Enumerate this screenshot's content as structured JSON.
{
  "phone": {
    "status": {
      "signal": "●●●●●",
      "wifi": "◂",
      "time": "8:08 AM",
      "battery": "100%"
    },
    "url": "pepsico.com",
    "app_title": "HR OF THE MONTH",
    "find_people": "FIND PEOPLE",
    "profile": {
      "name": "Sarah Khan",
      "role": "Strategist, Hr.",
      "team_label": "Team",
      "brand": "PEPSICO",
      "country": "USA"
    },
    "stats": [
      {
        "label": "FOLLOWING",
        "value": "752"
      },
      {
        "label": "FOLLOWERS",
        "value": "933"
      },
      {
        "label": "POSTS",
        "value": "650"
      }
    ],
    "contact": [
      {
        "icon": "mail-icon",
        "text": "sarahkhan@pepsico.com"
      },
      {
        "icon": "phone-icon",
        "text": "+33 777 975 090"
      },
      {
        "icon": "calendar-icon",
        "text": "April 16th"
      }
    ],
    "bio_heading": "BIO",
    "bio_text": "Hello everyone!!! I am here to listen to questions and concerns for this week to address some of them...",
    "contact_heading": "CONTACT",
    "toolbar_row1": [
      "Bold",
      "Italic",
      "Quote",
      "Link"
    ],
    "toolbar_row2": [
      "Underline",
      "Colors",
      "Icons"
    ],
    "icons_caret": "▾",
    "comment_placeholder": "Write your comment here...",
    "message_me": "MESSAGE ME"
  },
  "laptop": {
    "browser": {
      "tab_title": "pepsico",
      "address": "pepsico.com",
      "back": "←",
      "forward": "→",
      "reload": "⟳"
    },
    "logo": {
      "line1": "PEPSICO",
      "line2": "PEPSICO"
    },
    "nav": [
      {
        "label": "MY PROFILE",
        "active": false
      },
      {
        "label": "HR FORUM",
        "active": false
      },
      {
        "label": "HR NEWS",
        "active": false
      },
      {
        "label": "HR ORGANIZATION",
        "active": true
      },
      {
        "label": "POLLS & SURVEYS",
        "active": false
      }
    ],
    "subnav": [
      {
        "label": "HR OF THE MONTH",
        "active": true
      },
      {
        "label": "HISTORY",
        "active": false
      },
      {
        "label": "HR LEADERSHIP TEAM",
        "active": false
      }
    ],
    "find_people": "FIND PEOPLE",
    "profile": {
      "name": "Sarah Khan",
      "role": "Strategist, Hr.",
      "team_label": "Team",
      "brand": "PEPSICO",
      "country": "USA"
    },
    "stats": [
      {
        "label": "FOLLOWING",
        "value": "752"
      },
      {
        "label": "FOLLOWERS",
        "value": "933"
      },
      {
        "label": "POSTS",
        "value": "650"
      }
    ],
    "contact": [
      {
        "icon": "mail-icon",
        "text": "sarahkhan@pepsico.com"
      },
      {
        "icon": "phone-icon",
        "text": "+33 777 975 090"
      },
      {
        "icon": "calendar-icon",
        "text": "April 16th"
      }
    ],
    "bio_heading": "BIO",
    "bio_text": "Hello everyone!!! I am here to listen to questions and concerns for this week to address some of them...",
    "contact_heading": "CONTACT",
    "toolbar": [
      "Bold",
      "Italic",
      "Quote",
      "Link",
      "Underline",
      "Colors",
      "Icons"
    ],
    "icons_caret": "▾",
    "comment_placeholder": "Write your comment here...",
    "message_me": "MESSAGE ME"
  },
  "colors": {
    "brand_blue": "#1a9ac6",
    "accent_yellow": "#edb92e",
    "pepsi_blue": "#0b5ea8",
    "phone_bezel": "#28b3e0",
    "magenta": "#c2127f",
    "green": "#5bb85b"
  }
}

---

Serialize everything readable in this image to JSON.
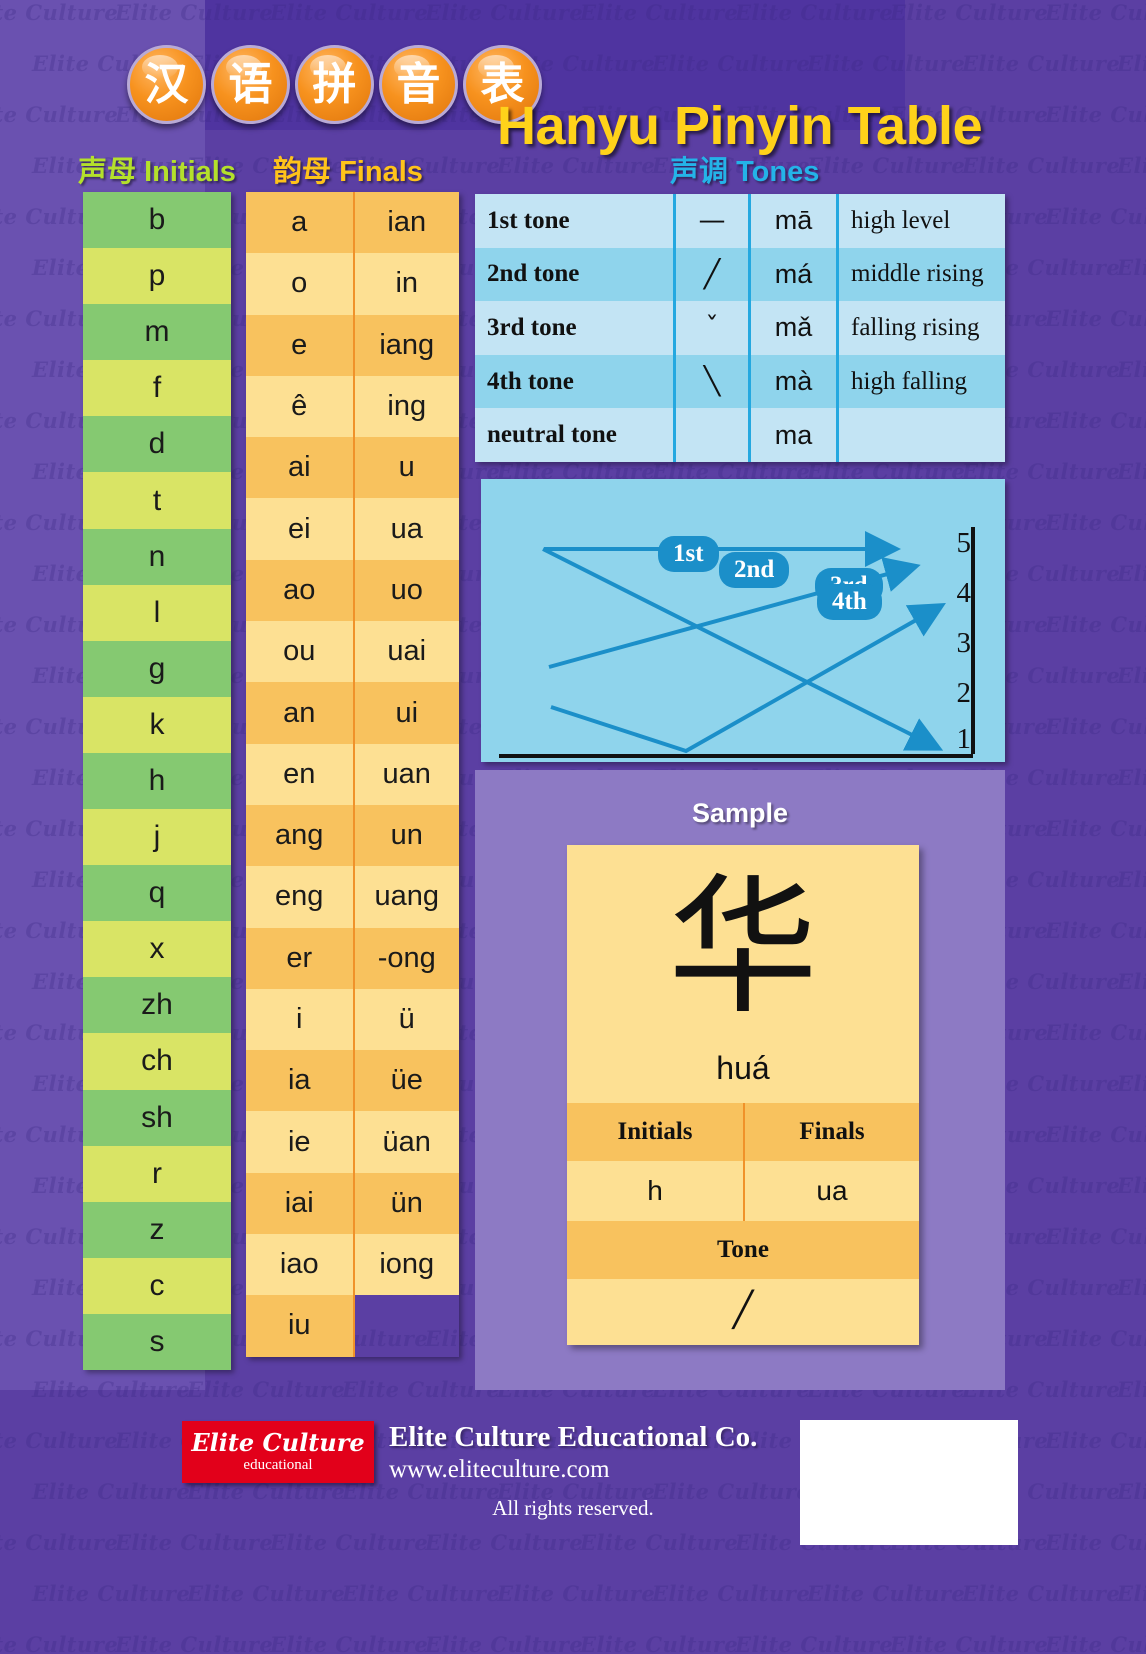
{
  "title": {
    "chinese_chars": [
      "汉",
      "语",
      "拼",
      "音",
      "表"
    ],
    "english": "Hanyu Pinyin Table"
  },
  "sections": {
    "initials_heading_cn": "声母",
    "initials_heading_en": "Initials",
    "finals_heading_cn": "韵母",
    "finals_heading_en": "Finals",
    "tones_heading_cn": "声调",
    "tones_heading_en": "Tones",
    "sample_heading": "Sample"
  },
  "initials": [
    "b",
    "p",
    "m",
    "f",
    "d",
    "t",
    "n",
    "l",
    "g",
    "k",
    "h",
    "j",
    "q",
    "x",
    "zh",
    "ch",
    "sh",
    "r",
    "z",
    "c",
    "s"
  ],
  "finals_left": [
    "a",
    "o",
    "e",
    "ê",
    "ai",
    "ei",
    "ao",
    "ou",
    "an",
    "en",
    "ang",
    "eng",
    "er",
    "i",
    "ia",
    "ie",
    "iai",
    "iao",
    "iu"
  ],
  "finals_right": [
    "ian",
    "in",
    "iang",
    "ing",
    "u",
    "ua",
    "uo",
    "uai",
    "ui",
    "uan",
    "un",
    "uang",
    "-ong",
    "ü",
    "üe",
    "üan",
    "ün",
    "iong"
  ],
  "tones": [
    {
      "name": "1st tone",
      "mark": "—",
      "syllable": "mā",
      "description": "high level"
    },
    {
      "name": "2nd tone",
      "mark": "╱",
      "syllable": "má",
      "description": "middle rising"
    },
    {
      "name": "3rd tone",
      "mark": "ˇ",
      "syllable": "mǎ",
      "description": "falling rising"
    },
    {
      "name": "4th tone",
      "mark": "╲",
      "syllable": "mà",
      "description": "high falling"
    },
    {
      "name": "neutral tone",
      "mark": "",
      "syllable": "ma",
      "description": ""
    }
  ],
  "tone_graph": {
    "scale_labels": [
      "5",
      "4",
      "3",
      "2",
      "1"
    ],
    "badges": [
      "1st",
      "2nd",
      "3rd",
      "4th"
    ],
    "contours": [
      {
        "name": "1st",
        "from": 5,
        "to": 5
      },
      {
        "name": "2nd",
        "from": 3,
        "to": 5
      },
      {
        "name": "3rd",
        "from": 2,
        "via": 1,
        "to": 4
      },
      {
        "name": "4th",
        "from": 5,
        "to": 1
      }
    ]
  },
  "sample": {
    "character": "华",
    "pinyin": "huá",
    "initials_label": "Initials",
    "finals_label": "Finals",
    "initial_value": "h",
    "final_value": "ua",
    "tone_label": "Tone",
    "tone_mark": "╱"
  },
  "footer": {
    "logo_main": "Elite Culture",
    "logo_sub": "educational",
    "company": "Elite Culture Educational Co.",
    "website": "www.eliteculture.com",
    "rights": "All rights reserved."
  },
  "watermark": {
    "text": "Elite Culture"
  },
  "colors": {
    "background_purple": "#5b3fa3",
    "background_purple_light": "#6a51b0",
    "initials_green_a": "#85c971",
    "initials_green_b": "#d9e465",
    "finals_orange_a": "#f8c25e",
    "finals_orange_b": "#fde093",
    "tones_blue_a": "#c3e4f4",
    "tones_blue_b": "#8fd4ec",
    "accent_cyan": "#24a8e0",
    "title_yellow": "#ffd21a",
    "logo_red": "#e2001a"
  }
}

THE EXERCISE
In the material above, find the lines that contain "rising" and show them.

SOLUTION
      "description": "middle rising"
      "description": "falling rising"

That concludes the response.